Among the lines below, list those containing the string "VEGT".
— Begin Extracted data —
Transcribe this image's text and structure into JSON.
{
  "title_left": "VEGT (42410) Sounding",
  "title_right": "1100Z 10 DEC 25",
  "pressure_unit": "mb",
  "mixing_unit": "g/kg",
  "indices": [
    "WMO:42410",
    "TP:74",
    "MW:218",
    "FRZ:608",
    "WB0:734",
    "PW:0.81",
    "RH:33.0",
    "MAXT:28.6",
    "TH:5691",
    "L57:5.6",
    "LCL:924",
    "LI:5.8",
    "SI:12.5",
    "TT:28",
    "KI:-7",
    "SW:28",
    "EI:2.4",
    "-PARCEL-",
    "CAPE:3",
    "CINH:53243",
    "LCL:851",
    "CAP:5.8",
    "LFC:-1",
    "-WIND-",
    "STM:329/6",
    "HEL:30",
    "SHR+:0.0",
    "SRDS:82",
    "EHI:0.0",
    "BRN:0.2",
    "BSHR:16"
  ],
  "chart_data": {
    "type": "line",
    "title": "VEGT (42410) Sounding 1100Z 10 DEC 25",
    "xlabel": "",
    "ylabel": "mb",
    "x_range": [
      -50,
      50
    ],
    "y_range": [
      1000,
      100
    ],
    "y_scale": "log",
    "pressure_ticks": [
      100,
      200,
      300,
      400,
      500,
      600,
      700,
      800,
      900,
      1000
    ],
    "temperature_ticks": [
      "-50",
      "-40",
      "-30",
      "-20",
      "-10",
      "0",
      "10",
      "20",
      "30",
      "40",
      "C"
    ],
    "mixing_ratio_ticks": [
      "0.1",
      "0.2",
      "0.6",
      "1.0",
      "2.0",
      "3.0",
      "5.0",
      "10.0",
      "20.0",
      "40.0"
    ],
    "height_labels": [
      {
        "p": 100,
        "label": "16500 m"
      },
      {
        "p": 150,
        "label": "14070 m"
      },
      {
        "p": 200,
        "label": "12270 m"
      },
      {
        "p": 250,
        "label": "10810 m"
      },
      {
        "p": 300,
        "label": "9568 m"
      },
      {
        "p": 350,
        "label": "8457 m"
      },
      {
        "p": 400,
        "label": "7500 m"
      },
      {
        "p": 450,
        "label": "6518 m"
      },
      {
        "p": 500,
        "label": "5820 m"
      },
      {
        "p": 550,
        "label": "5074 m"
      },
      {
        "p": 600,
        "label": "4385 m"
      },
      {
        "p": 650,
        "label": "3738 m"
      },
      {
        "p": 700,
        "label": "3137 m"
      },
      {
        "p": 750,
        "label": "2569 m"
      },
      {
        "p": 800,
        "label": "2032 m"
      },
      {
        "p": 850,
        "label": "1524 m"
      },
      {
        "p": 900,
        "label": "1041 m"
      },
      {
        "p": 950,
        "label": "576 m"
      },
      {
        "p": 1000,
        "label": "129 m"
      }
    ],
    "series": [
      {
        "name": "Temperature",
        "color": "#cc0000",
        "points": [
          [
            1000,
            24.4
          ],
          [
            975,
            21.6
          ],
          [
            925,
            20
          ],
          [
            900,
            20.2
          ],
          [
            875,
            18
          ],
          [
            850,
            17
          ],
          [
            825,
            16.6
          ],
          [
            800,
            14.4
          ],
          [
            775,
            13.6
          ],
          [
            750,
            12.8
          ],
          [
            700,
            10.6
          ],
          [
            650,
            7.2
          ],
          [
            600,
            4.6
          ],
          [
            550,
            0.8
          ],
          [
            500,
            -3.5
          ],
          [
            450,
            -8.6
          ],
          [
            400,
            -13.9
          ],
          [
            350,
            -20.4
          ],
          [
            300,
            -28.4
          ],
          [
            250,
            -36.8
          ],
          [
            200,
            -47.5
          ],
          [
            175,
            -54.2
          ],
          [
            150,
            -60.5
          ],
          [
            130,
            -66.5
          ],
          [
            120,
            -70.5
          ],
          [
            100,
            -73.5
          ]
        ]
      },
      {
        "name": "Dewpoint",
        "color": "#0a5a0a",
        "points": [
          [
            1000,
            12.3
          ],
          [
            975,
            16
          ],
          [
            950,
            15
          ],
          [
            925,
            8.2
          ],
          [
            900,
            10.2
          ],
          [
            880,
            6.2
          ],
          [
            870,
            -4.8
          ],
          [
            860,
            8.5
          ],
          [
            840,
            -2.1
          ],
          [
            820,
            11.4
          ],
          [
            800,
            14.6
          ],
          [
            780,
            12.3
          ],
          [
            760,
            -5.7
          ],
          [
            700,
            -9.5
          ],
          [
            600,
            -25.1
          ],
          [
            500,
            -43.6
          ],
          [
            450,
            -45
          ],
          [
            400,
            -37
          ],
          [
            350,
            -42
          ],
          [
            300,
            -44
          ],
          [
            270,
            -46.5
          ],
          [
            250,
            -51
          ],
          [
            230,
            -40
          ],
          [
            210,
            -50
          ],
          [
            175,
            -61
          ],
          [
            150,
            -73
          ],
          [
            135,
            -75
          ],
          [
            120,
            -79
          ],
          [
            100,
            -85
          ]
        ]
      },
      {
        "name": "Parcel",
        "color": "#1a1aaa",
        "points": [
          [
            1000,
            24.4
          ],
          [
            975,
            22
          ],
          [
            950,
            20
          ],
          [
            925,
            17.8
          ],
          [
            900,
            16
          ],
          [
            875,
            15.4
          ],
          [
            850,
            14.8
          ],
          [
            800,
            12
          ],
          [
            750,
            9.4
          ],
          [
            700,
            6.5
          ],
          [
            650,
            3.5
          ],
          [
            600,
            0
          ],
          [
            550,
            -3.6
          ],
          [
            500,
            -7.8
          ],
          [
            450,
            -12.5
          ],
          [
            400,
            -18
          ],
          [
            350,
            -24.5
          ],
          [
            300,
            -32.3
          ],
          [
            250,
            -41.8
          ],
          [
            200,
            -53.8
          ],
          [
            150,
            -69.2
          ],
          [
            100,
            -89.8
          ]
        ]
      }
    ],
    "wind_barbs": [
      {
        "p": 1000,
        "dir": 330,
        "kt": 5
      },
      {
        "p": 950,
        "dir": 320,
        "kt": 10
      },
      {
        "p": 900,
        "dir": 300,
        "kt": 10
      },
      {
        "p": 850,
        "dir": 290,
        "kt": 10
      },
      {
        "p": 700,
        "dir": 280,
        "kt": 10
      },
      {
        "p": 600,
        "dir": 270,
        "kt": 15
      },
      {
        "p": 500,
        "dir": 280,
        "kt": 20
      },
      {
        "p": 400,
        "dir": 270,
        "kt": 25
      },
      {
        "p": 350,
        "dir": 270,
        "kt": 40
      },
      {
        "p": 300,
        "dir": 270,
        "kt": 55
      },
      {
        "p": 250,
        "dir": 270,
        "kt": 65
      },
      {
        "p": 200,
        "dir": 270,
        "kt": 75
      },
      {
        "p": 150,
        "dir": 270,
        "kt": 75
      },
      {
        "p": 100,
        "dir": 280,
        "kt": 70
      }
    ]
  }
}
— End Extracted data —
• [Exercise response]
  "title_left": "VEGT (42410) Sounding",
    "title": "VEGT (42410) Sounding 1100Z 10 DEC 25",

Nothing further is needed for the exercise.